▸ SHORT PROBLEM:
Set the listing down again in full, word for word, with the pictures left out.

++++ RECORDS PROVIDED ++++

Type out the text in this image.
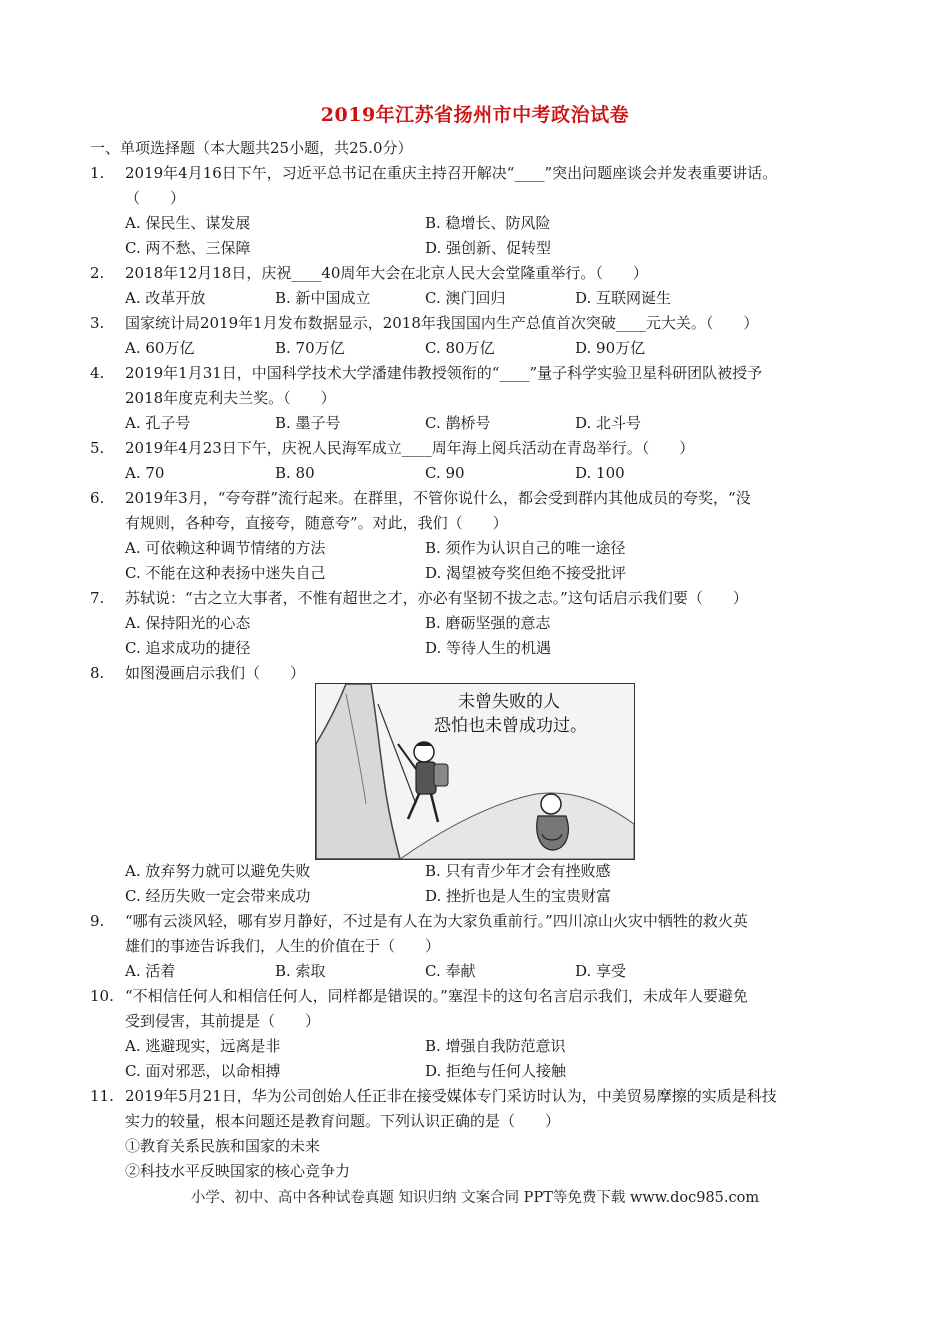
2019年江苏省扬州市中考政治试卷
一、单项选择题（本大题共25小题，共25.0分）
1. 2019年4月16日下午，习近平总书记在重庆主持召开解决“____”突出问题座谈会并发表重要讲话。
（　　）
A. 保民生、谋发展	B. 稳增长、防风险
C. 两不愁、三保障	D. 强创新、促转型
2. 2018年12月18日，庆祝____40周年大会在北京人民大会堂隆重举行。（　　）
A. 改革开放	B. 新中国成立	C. 澳门回归	D. 互联网诞生
3. 国家统计局2019年1月发布数据显示，2018年我国国内生产总值首次突破____元大关。（　　）
A. 60万亿	B. 70万亿	C. 80万亿	D. 90万亿
4. 2019年1月31日，中国科学技术大学潘建伟教授领衔的“____”量子科学实验卫星科研团队被授予
2018年度克利夫兰奖。（　　）
A. 孔子号	B. 墨子号	C. 鹊桥号	D. 北斗号
5. 2019年4月23日下午，庆祝人民海军成立____周年海上阅兵活动在青岛举行。（　　）
A. 70	B. 80	C. 90	D. 100
6. 2019年3月，“夸夸群”流行起来。在群里，不管你说什么，都会受到群内其他成员的夸奖，“没
有规则，各种夸，直接夸，随意夸”。对此，我们（　　）
A. 可依赖这种调节情绪的方法	B. 须作为认识自己的唯一途径
C. 不能在这种表扬中迷失自己	D. 渴望被夸奖但绝不接受批评
7. 苏轼说：“古之立大事者，不惟有超世之才，亦必有坚韧不拔之志。”这句话启示我们要（　　）
A. 保持阳光的心态	B. 磨砺坚强的意志
C. 追求成功的捷径	D. 等待人生的机遇
8. 如图漫画启示我们（　　）
未曾失败的人
恐怕也未曾成功过。
A. 放弃努力就可以避免失败	B. 只有青少年才会有挫败感
C. 经历失败一定会带来成功	D. 挫折也是人生的宝贵财富
9. “哪有云淡风轻，哪有岁月静好，不过是有人在为大家负重前行。”四川凉山火灾中牺牲的救火英
雄们的事迹告诉我们，人生的价值在于（　　）
A. 活着	B. 索取	C. 奉献	D. 享受
10. “不相信任何人和相信任何人，同样都是错误的。”塞涅卡的这句名言启示我们，未成年人要避免
受到侵害，其前提是（　　）
A. 逃避现实，远离是非	B. 增强自我防范意识
C. 面对邪恶，以命相搏	D. 拒绝与任何人接触
11. 2019年5月21日，华为公司创始人任正非在接受媒体专门采访时认为，中美贸易摩擦的实质是科技
实力的较量，根本问题还是教育问题。下列认识正确的是（　　）
①教育关系民族和国家的未来
②科技水平反映国家的核心竞争力
小学、初中、高中各种试卷真题 知识归纳 文案合同 PPT等免费下载 www.doc985.com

++++

▸ FULL RESPONSE:
Type out the text in this image.
2019年江苏省扬州市中考政治试卷
一、单项选择题（本大题共25小题，共25.0分）
1. 2019年4月16日下午，习近平总书记在重庆主持召开解决“____”突出问题座谈会并发表重要讲话。
（　　）
A. 保民生、谋发展	B. 稳增长、防风险
C. 两不愁、三保障	D. 强创新、促转型
2. 2018年12月18日，庆祝____40周年大会在北京人民大会堂隆重举行。（　　）
A. 改革开放	B. 新中国成立	C. 澳门回归	D. 互联网诞生
3. 国家统计局2019年1月发布数据显示，2018年我国国内生产总值首次突破____元大关。（　　）
A. 60万亿	B. 70万亿	C. 80万亿	D. 90万亿
4. 2019年1月31日，中国科学技术大学潘建伟教授领衔的“____”量子科学实验卫星科研团队被授予
2018年度克利夫兰奖。（　　）
A. 孔子号	B. 墨子号	C. 鹊桥号	D. 北斗号
5. 2019年4月23日下午，庆祝人民海军成立____周年海上阅兵活动在青岛举行。（　　）
A. 70	B. 80	C. 90	D. 100
6. 2019年3月，“夸夸群”流行起来。在群里，不管你说什么，都会受到群内其他成员的夸奖，“没
有规则，各种夸，直接夸，随意夸”。对此，我们（　　）
A. 可依赖这种调节情绪的方法	B. 须作为认识自己的唯一途径
C. 不能在这种表扬中迷失自己	D. 渴望被夸奖但绝不接受批评
7. 苏轼说：“古之立大事者，不惟有超世之才，亦必有坚韧不拔之志。”这句话启示我们要（　　）
A. 保持阳光的心态	B. 磨砺坚强的意志
C. 追求成功的捷径	D. 等待人生的机遇
8. 如图漫画启示我们（　　）
未曾失败的人
恐怕也未曾成功过。
A. 放弃努力就可以避免失败	B. 只有青少年才会有挫败感
C. 经历失败一定会带来成功	D. 挫折也是人生的宝贵财富
9. “哪有云淡风轻，哪有岁月静好，不过是有人在为大家负重前行。”四川凉山火灾中牺牲的救火英
雄们的事迹告诉我们，人生的价值在于（　　）
A. 活着	B. 索取	C. 奉献	D. 享受
10. “不相信任何人和相信任何人，同样都是错误的。”塞涅卡的这句名言启示我们，未成年人要避免
受到侵害，其前提是（　　）
A. 逃避现实，远离是非	B. 增强自我防范意识
C. 面对邪恶，以命相搏	D. 拒绝与任何人接触
11. 2019年5月21日，华为公司创始人任正非在接受媒体专门采访时认为，中美贸易摩擦的实质是科技
实力的较量，根本问题还是教育问题。下列认识正确的是（　　）
①教育关系民族和国家的未来
②科技水平反映国家的核心竞争力
小学、初中、高中各种试卷真题 知识归纳 文案合同 PPT等免费下载 www.doc985.com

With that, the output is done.